→ **Goal**
Where a line below holds the string "Tiangong", copy that line.

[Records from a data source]
+++
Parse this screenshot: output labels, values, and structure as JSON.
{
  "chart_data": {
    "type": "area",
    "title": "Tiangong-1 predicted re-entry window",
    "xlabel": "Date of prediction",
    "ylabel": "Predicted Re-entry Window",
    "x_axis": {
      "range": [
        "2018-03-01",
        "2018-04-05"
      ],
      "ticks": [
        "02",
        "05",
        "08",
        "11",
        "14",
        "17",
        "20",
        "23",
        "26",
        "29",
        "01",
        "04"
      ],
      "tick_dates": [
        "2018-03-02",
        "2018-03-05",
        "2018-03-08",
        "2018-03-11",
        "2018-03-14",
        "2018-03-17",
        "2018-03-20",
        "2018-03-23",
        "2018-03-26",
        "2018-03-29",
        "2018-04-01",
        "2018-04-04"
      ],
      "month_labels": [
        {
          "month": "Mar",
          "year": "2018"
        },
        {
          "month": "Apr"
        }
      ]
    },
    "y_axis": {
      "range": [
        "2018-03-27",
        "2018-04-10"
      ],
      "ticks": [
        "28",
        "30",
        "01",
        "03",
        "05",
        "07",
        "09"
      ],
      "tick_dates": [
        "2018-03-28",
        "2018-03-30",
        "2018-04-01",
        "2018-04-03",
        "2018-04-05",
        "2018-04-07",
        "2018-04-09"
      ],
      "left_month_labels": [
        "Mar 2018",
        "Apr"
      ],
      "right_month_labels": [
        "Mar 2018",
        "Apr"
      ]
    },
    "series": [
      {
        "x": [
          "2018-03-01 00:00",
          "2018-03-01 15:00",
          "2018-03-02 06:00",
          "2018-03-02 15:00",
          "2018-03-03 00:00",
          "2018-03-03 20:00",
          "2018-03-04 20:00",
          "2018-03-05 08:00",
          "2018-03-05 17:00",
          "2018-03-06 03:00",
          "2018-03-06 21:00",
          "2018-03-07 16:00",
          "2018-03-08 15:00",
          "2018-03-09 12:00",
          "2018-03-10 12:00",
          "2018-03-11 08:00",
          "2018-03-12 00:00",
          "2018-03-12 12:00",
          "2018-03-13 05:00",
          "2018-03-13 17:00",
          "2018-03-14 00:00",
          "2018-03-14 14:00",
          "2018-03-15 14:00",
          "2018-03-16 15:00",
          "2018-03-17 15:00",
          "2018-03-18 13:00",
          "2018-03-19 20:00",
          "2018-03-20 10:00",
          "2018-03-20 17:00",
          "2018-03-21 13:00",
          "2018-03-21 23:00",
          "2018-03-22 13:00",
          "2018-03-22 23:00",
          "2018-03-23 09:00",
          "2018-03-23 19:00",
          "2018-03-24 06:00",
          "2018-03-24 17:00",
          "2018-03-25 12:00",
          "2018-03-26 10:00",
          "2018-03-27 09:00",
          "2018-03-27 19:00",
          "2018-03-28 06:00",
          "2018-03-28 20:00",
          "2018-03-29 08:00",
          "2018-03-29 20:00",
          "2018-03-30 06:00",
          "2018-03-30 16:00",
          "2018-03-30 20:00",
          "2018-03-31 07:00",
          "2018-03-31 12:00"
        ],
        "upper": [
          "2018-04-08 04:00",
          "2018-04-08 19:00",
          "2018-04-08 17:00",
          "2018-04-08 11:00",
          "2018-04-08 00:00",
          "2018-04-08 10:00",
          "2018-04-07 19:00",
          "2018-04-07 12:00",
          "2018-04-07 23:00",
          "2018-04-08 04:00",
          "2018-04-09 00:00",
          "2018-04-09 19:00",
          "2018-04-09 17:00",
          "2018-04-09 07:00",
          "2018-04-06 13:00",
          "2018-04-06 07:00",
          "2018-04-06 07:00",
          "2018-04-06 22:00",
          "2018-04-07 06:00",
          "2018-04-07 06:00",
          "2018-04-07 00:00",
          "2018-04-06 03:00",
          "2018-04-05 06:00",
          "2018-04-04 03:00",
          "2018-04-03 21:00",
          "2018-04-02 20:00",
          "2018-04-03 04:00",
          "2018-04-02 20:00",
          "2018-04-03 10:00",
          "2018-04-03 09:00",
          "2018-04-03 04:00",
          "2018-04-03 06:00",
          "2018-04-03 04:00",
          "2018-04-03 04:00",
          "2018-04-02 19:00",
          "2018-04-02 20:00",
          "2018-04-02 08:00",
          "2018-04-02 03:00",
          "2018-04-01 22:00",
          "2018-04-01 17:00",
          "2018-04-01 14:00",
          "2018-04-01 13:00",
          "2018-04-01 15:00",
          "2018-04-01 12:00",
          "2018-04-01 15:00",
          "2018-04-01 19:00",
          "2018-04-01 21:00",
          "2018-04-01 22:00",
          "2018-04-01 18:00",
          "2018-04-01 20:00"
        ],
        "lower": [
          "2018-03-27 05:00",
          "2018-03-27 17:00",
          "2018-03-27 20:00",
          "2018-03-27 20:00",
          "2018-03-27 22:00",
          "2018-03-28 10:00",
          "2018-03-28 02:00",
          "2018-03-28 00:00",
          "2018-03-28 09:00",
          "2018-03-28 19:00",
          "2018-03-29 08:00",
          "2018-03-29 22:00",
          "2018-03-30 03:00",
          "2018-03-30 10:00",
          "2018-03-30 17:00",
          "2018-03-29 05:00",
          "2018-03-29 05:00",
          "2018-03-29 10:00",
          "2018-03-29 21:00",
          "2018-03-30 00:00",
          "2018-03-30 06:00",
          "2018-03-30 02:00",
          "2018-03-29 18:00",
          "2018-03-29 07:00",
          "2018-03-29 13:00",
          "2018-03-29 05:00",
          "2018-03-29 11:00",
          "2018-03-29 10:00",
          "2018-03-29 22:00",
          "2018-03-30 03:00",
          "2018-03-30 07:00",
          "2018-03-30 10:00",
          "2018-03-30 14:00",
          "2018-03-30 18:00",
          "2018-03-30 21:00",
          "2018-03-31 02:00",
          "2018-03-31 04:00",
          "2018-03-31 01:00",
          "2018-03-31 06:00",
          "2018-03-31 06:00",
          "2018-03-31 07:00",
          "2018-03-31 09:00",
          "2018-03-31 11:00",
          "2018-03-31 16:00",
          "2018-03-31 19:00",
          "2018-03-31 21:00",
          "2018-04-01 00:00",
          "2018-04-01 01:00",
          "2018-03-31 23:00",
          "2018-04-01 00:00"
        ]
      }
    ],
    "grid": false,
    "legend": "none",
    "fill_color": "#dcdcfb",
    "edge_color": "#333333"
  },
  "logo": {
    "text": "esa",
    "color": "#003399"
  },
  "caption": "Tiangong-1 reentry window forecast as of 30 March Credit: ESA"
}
+++
→ **Task solution**
    "title": "Tiangong-1 predicted re-entry window",
  "caption": "Tiangong-1 reentry window forecast as of 30 March Credit: ESA"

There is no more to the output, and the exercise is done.